(What the task asks) The listing below should be written out exactly; please include all of it.
Begin Extracted information
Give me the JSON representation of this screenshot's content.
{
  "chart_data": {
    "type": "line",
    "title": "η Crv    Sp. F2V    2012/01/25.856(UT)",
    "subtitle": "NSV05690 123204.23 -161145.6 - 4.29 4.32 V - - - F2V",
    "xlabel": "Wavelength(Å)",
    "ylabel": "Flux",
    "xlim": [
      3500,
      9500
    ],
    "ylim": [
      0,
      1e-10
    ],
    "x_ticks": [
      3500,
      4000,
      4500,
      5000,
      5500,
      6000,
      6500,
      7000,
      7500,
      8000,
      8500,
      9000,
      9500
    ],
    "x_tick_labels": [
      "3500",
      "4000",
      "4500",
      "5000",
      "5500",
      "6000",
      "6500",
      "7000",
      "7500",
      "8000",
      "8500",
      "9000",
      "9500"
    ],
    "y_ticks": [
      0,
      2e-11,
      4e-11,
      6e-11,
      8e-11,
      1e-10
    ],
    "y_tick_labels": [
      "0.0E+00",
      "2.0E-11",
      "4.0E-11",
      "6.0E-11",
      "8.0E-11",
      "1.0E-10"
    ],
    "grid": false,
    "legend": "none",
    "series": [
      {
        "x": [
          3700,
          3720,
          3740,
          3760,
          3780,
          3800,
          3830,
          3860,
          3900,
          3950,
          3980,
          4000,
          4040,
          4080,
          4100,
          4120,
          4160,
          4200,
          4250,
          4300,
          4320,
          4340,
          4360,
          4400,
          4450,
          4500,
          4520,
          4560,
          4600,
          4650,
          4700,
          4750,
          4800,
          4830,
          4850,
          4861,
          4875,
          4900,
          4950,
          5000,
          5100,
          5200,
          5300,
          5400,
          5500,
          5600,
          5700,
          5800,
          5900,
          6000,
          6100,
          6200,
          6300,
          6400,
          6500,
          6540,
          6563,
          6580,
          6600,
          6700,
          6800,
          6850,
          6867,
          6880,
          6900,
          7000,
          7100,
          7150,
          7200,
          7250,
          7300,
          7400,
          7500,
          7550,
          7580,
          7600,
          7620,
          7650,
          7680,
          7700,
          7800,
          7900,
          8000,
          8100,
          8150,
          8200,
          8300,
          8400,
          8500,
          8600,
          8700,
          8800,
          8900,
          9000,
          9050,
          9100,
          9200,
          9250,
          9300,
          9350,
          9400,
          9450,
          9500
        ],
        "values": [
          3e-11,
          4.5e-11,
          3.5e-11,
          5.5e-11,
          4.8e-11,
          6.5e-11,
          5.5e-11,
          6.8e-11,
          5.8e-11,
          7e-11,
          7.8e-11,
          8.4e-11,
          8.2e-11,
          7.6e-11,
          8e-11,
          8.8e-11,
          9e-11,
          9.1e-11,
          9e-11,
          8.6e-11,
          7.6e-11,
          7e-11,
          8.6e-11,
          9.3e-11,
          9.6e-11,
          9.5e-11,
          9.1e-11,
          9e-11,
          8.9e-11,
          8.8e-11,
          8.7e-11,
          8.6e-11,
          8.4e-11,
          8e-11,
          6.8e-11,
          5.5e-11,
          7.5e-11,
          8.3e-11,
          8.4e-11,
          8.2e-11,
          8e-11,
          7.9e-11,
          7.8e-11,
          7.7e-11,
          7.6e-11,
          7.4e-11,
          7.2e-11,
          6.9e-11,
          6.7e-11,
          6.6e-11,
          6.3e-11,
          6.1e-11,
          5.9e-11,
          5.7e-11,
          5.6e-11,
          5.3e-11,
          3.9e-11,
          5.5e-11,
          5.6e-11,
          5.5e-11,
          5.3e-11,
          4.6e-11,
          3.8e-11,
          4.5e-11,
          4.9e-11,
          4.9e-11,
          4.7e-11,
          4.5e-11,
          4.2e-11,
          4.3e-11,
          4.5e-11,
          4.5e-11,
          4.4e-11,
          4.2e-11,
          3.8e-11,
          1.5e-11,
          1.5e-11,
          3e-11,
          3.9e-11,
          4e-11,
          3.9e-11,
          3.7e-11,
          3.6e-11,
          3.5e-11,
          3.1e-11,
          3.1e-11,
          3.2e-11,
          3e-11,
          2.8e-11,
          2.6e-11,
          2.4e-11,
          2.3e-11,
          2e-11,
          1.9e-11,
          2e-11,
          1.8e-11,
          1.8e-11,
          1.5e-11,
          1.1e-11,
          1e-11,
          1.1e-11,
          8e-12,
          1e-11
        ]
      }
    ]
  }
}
End Extracted information
(Output for this task)
Give me the JSON representation of this screenshot's content.
{
  "chart_data": {
    "type": "line",
    "title": "η Crv    Sp. F2V    2012/01/25.856(UT)",
    "subtitle": "NSV05690 123204.23 -161145.6 - 4.29 4.32 V - - - F2V",
    "xlabel": "Wavelength(Å)",
    "ylabel": "Flux",
    "xlim": [
      3500,
      9500
    ],
    "ylim": [
      0,
      1e-10
    ],
    "x_ticks": [
      3500,
      4000,
      4500,
      5000,
      5500,
      6000,
      6500,
      7000,
      7500,
      8000,
      8500,
      9000,
      9500
    ],
    "x_tick_labels": [
      "3500",
      "4000",
      "4500",
      "5000",
      "5500",
      "6000",
      "6500",
      "7000",
      "7500",
      "8000",
      "8500",
      "9000",
      "9500"
    ],
    "y_ticks": [
      0,
      2e-11,
      4e-11,
      6e-11,
      8e-11,
      1e-10
    ],
    "y_tick_labels": [
      "0.0E+00",
      "2.0E-11",
      "4.0E-11",
      "6.0E-11",
      "8.0E-11",
      "1.0E-10"
    ],
    "grid": false,
    "legend": "none",
    "series": [
      {
        "x": [
          3700,
          3720,
          3740,
          3760,
          3780,
          3800,
          3830,
          3860,
          3900,
          3950,
          3980,
          4000,
          4040,
          4080,
          4100,
          4120,
          4160,
          4200,
          4250,
          4300,
          4320,
          4340,
          4360,
          4400,
          4450,
          4500,
          4520,
          4560,
          4600,
          4650,
          4700,
          4750,
          4800,
          4830,
          4850,
          4861,
          4875,
          4900,
          4950,
          5000,
          5100,
          5200,
          5300,
          5400,
          5500,
          5600,
          5700,
          5800,
          5900,
          6000,
          6100,
          6200,
          6300,
          6400,
          6500,
          6540,
          6563,
          6580,
          6600,
          6700,
          6800,
          6850,
          6867,
          6880,
          6900,
          7000,
          7100,
          7150,
          7200,
          7250,
          7300,
          7400,
          7500,
          7550,
          7580,
          7600,
          7620,
          7650,
          7680,
          7700,
          7800,
          7900,
          8000,
          8100,
          8150,
          8200,
          8300,
          8400,
          8500,
          8600,
          8700,
          8800,
          8900,
          9000,
          9050,
          9100,
          9200,
          9250,
          9300,
          9350,
          9400,
          9450,
          9500
        ],
        "values": [
          3e-11,
          4.5e-11,
          3.5e-11,
          5.5e-11,
          4.8e-11,
          6.5e-11,
          5.5e-11,
          6.8e-11,
          5.8e-11,
          7e-11,
          7.8e-11,
          8.4e-11,
          8.2e-11,
          7.6e-11,
          8e-11,
          8.8e-11,
          9e-11,
          9.1e-11,
          9e-11,
          8.6e-11,
          7.6e-11,
          7e-11,
          8.6e-11,
          9.3e-11,
          9.6e-11,
          9.5e-11,
          9.1e-11,
          9e-11,
          8.9e-11,
          8.8e-11,
          8.7e-11,
          8.6e-11,
          8.4e-11,
          8e-11,
          6.8e-11,
          5.5e-11,
          7.5e-11,
          8.3e-11,
          8.4e-11,
          8.2e-11,
          8e-11,
          7.9e-11,
          7.8e-11,
          7.7e-11,
          7.6e-11,
          7.4e-11,
          7.2e-11,
          6.9e-11,
          6.7e-11,
          6.6e-11,
          6.3e-11,
          6.1e-11,
          5.9e-11,
          5.7e-11,
          5.6e-11,
          5.3e-11,
          3.9e-11,
          5.5e-11,
          5.6e-11,
          5.5e-11,
          5.3e-11,
          4.6e-11,
          3.8e-11,
          4.5e-11,
          4.9e-11,
          4.9e-11,
          4.7e-11,
          4.5e-11,
          4.2e-11,
          4.3e-11,
          4.5e-11,
          4.5e-11,
          4.4e-11,
          4.2e-11,
          3.8e-11,
          1.5e-11,
          1.5e-11,
          3e-11,
          3.9e-11,
          4e-11,
          3.9e-11,
          3.7e-11,
          3.6e-11,
          3.5e-11,
          3.1e-11,
          3.1e-11,
          3.2e-11,
          3e-11,
          2.8e-11,
          2.6e-11,
          2.4e-11,
          2.3e-11,
          2e-11,
          1.9e-11,
          2e-11,
          1.8e-11,
          1.8e-11,
          1.5e-11,
          1.1e-11,
          1e-11,
          1.1e-11,
          8e-12,
          1e-11
        ]
      }
    ]
  }
}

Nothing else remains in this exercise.